» **DO THIS**:
Show every line below where "nekog" can be found.

» **ENTRIES SHOWN**:

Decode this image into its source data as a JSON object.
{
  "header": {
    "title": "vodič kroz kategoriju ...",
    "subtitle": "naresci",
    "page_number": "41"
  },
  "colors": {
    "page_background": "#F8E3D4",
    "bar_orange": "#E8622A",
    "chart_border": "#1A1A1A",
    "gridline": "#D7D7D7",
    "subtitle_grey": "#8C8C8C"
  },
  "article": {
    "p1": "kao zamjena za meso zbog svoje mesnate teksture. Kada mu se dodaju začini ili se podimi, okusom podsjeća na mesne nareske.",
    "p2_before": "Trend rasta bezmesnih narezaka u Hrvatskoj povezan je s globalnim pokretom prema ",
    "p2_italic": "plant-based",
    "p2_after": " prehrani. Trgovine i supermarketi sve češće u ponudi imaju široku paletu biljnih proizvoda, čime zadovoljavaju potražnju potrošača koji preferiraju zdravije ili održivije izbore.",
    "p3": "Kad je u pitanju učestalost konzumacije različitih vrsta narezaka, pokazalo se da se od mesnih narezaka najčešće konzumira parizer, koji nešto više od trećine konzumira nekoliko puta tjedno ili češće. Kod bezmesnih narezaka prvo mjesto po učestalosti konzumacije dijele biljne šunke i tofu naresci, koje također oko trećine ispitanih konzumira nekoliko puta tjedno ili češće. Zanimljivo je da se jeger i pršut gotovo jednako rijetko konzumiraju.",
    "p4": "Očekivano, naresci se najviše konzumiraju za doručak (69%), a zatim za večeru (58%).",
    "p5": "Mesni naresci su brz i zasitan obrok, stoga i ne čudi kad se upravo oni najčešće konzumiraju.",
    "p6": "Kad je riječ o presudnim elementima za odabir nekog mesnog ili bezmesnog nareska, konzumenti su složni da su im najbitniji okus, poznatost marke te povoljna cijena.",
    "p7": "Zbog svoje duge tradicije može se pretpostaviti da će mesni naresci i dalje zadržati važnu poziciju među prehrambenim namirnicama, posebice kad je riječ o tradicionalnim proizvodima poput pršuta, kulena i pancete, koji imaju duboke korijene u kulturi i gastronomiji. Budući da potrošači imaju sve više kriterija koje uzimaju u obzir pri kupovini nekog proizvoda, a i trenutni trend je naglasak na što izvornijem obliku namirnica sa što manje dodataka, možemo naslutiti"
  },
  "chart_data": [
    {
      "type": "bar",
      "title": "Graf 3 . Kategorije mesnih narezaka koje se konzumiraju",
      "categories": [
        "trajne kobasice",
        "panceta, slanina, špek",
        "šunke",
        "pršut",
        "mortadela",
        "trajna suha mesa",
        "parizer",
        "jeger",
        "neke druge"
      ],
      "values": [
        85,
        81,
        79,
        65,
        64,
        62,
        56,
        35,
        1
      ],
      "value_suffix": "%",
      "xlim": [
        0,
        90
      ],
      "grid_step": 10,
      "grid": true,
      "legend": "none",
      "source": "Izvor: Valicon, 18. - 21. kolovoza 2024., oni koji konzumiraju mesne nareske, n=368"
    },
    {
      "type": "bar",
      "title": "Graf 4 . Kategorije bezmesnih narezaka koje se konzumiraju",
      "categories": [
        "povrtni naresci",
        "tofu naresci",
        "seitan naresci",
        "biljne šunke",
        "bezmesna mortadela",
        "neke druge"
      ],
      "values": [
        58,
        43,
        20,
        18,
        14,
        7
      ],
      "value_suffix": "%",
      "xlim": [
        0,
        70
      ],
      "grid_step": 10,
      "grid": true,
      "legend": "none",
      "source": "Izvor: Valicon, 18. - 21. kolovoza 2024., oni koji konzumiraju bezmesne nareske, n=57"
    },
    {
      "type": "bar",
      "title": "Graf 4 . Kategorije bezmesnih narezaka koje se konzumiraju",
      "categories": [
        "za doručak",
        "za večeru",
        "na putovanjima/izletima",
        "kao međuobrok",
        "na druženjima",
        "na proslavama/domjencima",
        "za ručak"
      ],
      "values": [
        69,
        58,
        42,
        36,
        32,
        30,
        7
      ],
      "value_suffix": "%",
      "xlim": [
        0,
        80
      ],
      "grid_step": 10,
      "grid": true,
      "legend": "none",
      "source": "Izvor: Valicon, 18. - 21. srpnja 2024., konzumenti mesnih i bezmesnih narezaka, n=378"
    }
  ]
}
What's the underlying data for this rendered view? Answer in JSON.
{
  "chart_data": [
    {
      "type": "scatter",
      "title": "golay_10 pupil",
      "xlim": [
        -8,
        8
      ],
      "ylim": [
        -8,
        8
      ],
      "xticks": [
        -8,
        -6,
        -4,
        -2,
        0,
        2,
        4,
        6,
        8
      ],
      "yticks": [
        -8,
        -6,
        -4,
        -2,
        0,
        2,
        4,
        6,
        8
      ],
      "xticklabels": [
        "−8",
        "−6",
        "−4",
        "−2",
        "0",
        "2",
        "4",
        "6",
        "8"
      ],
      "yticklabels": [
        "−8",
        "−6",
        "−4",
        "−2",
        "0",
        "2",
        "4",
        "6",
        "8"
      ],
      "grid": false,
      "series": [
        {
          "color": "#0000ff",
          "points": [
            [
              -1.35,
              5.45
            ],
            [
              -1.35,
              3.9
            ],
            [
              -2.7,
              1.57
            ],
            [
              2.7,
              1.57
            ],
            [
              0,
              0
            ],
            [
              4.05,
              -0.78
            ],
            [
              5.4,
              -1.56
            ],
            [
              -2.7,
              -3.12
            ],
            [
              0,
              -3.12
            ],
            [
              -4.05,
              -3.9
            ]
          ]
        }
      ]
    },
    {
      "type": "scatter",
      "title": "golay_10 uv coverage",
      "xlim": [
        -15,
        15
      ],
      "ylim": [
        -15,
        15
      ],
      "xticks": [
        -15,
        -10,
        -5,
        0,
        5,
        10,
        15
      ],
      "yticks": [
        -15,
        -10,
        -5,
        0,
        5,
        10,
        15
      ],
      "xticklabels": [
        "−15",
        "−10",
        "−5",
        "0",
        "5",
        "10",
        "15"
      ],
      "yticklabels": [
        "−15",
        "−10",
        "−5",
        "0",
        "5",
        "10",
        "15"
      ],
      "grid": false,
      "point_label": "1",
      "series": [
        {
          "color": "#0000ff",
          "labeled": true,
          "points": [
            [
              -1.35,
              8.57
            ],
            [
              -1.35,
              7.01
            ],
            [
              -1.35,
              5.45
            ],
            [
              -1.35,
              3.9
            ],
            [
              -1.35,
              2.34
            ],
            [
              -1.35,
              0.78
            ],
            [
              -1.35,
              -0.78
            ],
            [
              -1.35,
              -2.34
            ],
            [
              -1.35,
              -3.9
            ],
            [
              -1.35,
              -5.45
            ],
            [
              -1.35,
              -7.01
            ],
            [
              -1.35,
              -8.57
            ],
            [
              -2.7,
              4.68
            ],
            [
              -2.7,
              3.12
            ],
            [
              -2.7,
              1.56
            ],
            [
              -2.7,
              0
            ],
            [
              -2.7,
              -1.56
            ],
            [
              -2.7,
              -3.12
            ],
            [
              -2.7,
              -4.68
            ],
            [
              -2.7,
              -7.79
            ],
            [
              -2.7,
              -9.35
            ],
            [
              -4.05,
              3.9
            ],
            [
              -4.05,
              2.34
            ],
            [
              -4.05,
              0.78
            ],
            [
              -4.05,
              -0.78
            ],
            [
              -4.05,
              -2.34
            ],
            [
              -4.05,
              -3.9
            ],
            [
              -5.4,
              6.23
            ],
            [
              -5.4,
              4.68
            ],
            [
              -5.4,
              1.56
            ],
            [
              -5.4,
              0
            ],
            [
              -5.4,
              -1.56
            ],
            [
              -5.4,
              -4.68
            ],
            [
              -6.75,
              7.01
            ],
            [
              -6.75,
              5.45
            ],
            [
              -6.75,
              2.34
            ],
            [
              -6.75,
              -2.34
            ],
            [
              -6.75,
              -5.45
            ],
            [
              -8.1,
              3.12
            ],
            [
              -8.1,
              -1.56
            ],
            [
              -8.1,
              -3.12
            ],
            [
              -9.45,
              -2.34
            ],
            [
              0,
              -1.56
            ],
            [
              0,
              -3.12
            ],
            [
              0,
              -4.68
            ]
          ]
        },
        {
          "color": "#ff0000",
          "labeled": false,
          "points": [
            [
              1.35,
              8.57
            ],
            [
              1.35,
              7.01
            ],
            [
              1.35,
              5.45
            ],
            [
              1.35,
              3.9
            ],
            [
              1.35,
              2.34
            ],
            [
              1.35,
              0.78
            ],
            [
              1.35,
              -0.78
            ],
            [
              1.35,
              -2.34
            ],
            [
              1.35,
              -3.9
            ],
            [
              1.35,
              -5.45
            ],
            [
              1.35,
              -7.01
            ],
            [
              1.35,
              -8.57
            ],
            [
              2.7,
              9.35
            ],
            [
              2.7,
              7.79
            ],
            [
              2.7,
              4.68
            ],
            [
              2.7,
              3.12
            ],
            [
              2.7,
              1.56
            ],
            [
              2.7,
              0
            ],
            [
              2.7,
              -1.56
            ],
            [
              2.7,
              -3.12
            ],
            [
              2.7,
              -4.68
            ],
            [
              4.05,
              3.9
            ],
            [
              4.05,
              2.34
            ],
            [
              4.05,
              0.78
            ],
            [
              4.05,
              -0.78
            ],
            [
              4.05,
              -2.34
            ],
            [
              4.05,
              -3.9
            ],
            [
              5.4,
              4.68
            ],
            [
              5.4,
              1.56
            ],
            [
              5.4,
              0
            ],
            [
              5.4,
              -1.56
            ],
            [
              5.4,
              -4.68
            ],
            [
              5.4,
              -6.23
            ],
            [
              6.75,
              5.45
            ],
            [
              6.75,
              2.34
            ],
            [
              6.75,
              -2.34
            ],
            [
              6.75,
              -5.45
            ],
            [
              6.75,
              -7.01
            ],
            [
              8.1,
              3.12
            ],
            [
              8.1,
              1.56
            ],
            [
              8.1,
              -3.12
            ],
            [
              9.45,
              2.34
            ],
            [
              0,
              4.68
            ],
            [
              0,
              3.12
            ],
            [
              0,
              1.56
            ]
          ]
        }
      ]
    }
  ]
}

» **THE REPLY**:
    "p6": "Kad je riječ o presudnim elementima za odabir nekog mesnog ili bezmesnog nareska, konzumenti su složni da su im najbitniji okus, poznatost marke te povoljna cijena.",
    "p7": "Zbog svoje duge tradicije može se pretpostaviti da će mesni naresci i dalje zadržati važnu poziciju među prehrambenim namirnicama, posebice kad je riječ o tradicionalnim proizvodima poput pršuta, kulena i pancete, koji imaju duboke korijene u kulturi i gastronomiji. Budući da potrošači imaju sve više kriterija koje uzimaju u obzir pri kupovini nekog proizvoda, a i trenutni trend je naglasak na što izvornijem obliku namirnica sa što manje dodataka, možemo naslutiti"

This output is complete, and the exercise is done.